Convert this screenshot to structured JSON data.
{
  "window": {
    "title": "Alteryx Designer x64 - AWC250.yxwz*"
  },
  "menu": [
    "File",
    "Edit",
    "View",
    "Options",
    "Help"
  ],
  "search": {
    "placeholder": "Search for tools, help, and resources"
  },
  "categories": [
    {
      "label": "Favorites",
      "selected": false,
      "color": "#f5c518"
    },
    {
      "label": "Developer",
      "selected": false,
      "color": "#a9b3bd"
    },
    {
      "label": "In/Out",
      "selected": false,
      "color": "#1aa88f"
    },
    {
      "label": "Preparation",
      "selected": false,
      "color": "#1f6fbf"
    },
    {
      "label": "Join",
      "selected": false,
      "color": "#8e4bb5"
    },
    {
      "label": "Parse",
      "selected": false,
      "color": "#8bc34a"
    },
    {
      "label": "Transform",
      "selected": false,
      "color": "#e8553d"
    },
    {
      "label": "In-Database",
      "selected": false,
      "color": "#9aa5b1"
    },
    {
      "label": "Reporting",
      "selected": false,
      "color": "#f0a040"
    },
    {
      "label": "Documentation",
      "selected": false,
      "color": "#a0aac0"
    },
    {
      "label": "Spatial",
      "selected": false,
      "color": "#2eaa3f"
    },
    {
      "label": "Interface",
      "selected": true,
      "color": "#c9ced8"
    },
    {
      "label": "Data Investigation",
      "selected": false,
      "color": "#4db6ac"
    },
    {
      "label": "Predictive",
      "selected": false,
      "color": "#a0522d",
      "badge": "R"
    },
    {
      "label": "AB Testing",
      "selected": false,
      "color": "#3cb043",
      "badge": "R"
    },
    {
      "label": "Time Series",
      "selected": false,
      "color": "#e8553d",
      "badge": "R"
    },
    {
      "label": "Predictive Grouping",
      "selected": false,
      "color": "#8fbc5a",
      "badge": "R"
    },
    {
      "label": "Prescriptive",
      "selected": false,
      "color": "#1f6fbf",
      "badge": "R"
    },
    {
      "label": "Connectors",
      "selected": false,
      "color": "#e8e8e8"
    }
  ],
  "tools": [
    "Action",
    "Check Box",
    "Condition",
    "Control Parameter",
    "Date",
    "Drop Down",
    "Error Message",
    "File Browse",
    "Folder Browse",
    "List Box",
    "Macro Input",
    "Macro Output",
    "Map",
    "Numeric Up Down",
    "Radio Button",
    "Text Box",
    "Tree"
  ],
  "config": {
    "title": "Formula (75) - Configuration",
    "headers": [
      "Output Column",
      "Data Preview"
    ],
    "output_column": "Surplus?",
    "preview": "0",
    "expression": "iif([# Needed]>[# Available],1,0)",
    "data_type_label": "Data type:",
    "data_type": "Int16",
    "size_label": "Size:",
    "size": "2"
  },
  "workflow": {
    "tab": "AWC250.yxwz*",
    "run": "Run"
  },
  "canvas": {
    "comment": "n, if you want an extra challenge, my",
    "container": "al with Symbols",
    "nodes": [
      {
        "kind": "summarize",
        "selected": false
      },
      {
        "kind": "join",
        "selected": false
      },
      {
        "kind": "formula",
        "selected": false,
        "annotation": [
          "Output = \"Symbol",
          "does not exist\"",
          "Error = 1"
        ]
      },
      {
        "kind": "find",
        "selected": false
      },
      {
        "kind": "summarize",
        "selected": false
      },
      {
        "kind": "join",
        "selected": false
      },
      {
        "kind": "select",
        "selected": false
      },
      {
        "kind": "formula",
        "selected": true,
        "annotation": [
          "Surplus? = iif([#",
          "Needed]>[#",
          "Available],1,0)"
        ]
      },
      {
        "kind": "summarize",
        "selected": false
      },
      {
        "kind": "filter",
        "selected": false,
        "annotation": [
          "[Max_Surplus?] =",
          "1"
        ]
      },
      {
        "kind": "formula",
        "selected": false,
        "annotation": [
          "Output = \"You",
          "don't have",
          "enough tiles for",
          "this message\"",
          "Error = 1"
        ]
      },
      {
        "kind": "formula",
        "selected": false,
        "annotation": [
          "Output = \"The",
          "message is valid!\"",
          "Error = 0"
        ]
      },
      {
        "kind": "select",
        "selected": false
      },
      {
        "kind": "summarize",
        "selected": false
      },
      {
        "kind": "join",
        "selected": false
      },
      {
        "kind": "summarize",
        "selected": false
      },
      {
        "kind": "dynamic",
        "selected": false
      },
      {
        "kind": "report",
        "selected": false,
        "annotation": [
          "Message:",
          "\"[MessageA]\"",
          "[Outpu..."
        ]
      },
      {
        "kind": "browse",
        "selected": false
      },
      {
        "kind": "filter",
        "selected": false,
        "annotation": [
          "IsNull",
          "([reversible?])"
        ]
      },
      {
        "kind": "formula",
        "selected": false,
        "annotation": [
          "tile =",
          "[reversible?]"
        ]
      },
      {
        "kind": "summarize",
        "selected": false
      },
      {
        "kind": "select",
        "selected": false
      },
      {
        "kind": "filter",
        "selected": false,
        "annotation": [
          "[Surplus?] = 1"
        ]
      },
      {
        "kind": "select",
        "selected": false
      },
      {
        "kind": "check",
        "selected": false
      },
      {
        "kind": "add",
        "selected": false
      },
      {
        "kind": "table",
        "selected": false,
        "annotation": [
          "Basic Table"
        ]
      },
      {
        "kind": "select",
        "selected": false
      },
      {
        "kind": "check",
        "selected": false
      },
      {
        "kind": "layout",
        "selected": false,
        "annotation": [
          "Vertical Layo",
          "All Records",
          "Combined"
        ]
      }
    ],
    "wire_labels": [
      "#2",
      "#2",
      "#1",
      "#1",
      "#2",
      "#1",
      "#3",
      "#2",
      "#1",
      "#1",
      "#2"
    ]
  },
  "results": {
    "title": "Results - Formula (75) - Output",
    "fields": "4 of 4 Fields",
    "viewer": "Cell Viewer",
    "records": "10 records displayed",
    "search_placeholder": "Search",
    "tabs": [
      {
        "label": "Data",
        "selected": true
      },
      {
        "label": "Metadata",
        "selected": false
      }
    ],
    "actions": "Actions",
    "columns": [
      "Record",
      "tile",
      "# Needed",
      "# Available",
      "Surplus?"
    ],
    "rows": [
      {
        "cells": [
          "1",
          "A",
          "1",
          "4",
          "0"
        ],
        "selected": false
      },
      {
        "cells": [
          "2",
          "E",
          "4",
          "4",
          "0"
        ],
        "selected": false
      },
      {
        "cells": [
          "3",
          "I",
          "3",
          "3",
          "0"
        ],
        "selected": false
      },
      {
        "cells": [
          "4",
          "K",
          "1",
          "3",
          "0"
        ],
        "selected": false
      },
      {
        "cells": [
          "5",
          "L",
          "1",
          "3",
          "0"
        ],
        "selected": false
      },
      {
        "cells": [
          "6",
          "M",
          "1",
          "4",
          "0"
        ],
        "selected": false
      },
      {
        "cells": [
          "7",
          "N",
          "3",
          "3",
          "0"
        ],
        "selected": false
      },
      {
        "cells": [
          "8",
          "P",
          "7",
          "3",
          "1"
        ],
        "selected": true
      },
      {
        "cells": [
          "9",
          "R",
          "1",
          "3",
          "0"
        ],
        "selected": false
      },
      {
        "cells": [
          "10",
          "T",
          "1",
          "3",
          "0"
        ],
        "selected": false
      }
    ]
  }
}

OBJECTIVE: Write out every entry exactly as given.

FINISHED TASK:
Convert this screenshot to structured JSON data.
{
  "window": {
    "title": "Alteryx Designer x64 - AWC250.yxwz*"
  },
  "menu": [
    "File",
    "Edit",
    "View",
    "Options",
    "Help"
  ],
  "search": {
    "placeholder": "Search for tools, help, and resources"
  },
  "categories": [
    {
      "label": "Favorites",
      "selected": false,
      "color": "#f5c518"
    },
    {
      "label": "Developer",
      "selected": false,
      "color": "#a9b3bd"
    },
    {
      "label": "In/Out",
      "selected": false,
      "color": "#1aa88f"
    },
    {
      "label": "Preparation",
      "selected": false,
      "color": "#1f6fbf"
    },
    {
      "label": "Join",
      "selected": false,
      "color": "#8e4bb5"
    },
    {
      "label": "Parse",
      "selected": false,
      "color": "#8bc34a"
    },
    {
      "label": "Transform",
      "selected": false,
      "color": "#e8553d"
    },
    {
      "label": "In-Database",
      "selected": false,
      "color": "#9aa5b1"
    },
    {
      "label": "Reporting",
      "selected": false,
      "color": "#f0a040"
    },
    {
      "label": "Documentation",
      "selected": false,
      "color": "#a0aac0"
    },
    {
      "label": "Spatial",
      "selected": false,
      "color": "#2eaa3f"
    },
    {
      "label": "Interface",
      "selected": true,
      "color": "#c9ced8"
    },
    {
      "label": "Data Investigation",
      "selected": false,
      "color": "#4db6ac"
    },
    {
      "label": "Predictive",
      "selected": false,
      "color": "#a0522d",
      "badge": "R"
    },
    {
      "label": "AB Testing",
      "selected": false,
      "color": "#3cb043",
      "badge": "R"
    },
    {
      "label": "Time Series",
      "selected": false,
      "color": "#e8553d",
      "badge": "R"
    },
    {
      "label": "Predictive Grouping",
      "selected": false,
      "color": "#8fbc5a",
      "badge": "R"
    },
    {
      "label": "Prescriptive",
      "selected": false,
      "color": "#1f6fbf",
      "badge": "R"
    },
    {
      "label": "Connectors",
      "selected": false,
      "color": "#e8e8e8"
    }
  ],
  "tools": [
    "Action",
    "Check Box",
    "Condition",
    "Control Parameter",
    "Date",
    "Drop Down",
    "Error Message",
    "File Browse",
    "Folder Browse",
    "List Box",
    "Macro Input",
    "Macro Output",
    "Map",
    "Numeric Up Down",
    "Radio Button",
    "Text Box",
    "Tree"
  ],
  "config": {
    "title": "Formula (75) - Configuration",
    "headers": [
      "Output Column",
      "Data Preview"
    ],
    "output_column": "Surplus?",
    "preview": "0",
    "expression": "iif([# Needed]>[# Available],1,0)",
    "data_type_label": "Data type:",
    "data_type": "Int16",
    "size_label": "Size:",
    "size": "2"
  },
  "workflow": {
    "tab": "AWC250.yxwz*",
    "run": "Run"
  },
  "canvas": {
    "comment": "n, if you want an extra challenge, my",
    "container": "al with Symbols",
    "nodes": [
      {
        "kind": "summarize",
        "selected": false
      },
      {
        "kind": "join",
        "selected": false
      },
      {
        "kind": "formula",
        "selected": false,
        "annotation": [
          "Output = \"Symbol",
          "does not exist\"",
          "Error = 1"
        ]
      },
      {
        "kind": "find",
        "selected": false
      },
      {
        "kind": "summarize",
        "selected": false
      },
      {
        "kind": "join",
        "selected": false
      },
      {
        "kind": "select",
        "selected": false
      },
      {
        "kind": "formula",
        "selected": true,
        "annotation": [
          "Surplus? = iif([#",
          "Needed]>[#",
          "Available],1,0)"
        ]
      },
      {
        "kind": "summarize",
        "selected": false
      },
      {
        "kind": "filter",
        "selected": false,
        "annotation": [
          "[Max_Surplus?] =",
          "1"
        ]
      },
      {
        "kind": "formula",
        "selected": false,
        "annotation": [
          "Output = \"You",
          "don't have",
          "enough tiles for",
          "this message\"",
          "Error = 1"
        ]
      },
      {
        "kind": "formula",
        "selected": false,
        "annotation": [
          "Output = \"The",
          "message is valid!\"",
          "Error = 0"
        ]
      },
      {
        "kind": "select",
        "selected": false
      },
      {
        "kind": "summarize",
        "selected": false
      },
      {
        "kind": "join",
        "selected": false
      },
      {
        "kind": "summarize",
        "selected": false
      },
      {
        "kind": "dynamic",
        "selected": false
      },
      {
        "kind": "report",
        "selected": false,
        "annotation": [
          "Message:",
          "\"[MessageA]\"",
          "[Outpu..."
        ]
      },
      {
        "kind": "browse",
        "selected": false
      },
      {
        "kind": "filter",
        "selected": false,
        "annotation": [
          "IsNull",
          "([reversible?])"
        ]
      },
      {
        "kind": "formula",
        "selected": false,
        "annotation": [
          "tile =",
          "[reversible?]"
        ]
      },
      {
        "kind": "summarize",
        "selected": false
      },
      {
        "kind": "select",
        "selected": false
      },
      {
        "kind": "filter",
        "selected": false,
        "annotation": [
          "[Surplus?] = 1"
        ]
      },
      {
        "kind": "select",
        "selected": false
      },
      {
        "kind": "check",
        "selected": false
      },
      {
        "kind": "add",
        "selected": false
      },
      {
        "kind": "table",
        "selected": false,
        "annotation": [
          "Basic Table"
        ]
      },
      {
        "kind": "select",
        "selected": false
      },
      {
        "kind": "check",
        "selected": false
      },
      {
        "kind": "layout",
        "selected": false,
        "annotation": [
          "Vertical Layo",
          "All Records",
          "Combined"
        ]
      }
    ],
    "wire_labels": [
      "#2",
      "#2",
      "#1",
      "#1",
      "#2",
      "#1",
      "#3",
      "#2",
      "#1",
      "#1",
      "#2"
    ]
  },
  "results": {
    "title": "Results - Formula (75) - Output",
    "fields": "4 of 4 Fields",
    "viewer": "Cell Viewer",
    "records": "10 records displayed",
    "search_placeholder": "Search",
    "tabs": [
      {
        "label": "Data",
        "selected": true
      },
      {
        "label": "Metadata",
        "selected": false
      }
    ],
    "actions": "Actions",
    "columns": [
      "Record",
      "tile",
      "# Needed",
      "# Available",
      "Surplus?"
    ],
    "rows": [
      {
        "cells": [
          "1",
          "A",
          "1",
          "4",
          "0"
        ],
        "selected": false
      },
      {
        "cells": [
          "2",
          "E",
          "4",
          "4",
          "0"
        ],
        "selected": false
      },
      {
        "cells": [
          "3",
          "I",
          "3",
          "3",
          "0"
        ],
        "selected": false
      },
      {
        "cells": [
          "4",
          "K",
          "1",
          "3",
          "0"
        ],
        "selected": false
      },
      {
        "cells": [
          "5",
          "L",
          "1",
          "3",
          "0"
        ],
        "selected": false
      },
      {
        "cells": [
          "6",
          "M",
          "1",
          "4",
          "0"
        ],
        "selected": false
      },
      {
        "cells": [
          "7",
          "N",
          "3",
          "3",
          "0"
        ],
        "selected": false
      },
      {
        "cells": [
          "8",
          "P",
          "7",
          "3",
          "1"
        ],
        "selected": true
      },
      {
        "cells": [
          "9",
          "R",
          "1",
          "3",
          "0"
        ],
        "selected": false
      },
      {
        "cells": [
          "10",
          "T",
          "1",
          "3",
          "0"
        ],
        "selected": false
      }
    ]
  }
}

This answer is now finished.